- [Aim of the exercise] Copy each line in which the string "delta" occurs.

════════════════════

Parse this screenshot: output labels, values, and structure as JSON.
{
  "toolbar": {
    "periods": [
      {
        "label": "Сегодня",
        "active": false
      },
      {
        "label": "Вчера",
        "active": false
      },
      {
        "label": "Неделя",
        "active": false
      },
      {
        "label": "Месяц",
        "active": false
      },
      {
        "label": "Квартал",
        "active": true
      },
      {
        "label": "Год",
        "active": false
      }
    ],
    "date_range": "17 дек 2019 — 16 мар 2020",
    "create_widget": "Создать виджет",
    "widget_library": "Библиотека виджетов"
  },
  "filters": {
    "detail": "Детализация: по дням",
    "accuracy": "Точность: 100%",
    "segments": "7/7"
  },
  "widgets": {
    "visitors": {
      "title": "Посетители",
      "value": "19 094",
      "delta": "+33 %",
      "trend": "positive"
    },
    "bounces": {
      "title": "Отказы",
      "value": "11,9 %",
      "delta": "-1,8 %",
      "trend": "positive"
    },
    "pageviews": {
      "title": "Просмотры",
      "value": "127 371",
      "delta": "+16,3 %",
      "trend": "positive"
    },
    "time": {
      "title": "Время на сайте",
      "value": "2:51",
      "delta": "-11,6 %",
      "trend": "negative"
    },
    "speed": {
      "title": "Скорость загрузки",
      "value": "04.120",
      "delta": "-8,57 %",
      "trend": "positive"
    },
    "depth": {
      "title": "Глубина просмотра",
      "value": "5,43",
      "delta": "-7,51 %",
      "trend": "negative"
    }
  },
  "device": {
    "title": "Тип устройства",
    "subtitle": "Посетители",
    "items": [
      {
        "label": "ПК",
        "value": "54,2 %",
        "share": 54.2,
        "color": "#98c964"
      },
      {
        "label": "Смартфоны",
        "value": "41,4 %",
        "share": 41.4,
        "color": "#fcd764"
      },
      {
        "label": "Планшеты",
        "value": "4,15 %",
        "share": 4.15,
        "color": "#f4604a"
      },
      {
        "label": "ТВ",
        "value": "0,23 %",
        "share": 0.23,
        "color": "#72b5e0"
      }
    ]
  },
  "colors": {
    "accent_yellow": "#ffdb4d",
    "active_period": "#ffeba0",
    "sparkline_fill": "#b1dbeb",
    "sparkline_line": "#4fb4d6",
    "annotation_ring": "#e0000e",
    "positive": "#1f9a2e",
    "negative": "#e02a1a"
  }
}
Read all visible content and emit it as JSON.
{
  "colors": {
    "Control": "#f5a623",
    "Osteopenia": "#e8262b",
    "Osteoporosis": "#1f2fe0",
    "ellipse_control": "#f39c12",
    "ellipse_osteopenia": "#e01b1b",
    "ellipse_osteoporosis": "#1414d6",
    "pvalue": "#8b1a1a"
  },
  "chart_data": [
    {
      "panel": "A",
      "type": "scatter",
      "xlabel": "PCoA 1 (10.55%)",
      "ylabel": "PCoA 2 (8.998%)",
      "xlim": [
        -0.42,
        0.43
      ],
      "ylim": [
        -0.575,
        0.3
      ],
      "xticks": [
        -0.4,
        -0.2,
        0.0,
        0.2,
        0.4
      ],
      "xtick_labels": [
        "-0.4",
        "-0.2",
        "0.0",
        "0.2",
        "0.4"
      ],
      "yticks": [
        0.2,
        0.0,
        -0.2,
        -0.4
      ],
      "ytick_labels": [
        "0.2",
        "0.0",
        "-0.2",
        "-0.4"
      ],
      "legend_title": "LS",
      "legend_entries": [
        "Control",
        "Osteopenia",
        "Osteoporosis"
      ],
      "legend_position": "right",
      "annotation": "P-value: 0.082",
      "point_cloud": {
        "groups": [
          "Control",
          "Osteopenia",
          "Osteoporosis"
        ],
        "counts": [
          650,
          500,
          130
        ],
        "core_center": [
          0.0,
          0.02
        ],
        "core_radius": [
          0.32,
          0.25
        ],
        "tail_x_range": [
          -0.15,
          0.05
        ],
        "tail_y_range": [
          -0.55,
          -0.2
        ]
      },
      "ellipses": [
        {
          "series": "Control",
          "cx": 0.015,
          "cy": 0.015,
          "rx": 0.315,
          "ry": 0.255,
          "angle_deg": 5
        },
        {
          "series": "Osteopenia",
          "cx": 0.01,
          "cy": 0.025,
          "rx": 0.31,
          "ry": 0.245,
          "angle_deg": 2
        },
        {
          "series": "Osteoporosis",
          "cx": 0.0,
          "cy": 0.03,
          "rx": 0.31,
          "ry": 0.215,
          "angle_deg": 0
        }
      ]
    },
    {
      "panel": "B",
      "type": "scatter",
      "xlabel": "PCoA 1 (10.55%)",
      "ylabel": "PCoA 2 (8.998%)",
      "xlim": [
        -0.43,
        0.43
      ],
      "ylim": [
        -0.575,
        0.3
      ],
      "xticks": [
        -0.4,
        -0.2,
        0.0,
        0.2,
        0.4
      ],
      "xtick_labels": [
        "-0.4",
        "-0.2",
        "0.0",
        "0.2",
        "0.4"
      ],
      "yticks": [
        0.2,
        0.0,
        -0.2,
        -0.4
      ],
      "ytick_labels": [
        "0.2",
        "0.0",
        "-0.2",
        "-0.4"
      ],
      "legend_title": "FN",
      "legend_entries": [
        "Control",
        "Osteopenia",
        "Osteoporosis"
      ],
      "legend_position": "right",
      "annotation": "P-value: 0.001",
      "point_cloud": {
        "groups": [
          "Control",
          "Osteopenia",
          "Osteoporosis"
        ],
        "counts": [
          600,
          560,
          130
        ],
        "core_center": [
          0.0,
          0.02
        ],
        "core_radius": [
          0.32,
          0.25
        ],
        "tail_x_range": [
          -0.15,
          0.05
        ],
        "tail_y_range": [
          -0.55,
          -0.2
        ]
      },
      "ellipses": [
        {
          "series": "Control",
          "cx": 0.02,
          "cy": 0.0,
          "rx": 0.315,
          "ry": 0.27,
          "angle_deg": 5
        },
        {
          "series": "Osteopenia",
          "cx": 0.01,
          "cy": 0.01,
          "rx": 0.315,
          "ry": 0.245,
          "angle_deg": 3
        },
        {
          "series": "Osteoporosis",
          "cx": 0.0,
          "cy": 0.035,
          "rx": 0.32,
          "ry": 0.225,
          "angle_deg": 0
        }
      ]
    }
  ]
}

════════════════════

- [Written solution]
      "delta": "+33 %",
      "delta": "-1,8 %",
      "delta": "+16,3 %",
      "delta": "-11,6 %",
      "delta": "-8,57 %",
      "delta": "-7,51 %",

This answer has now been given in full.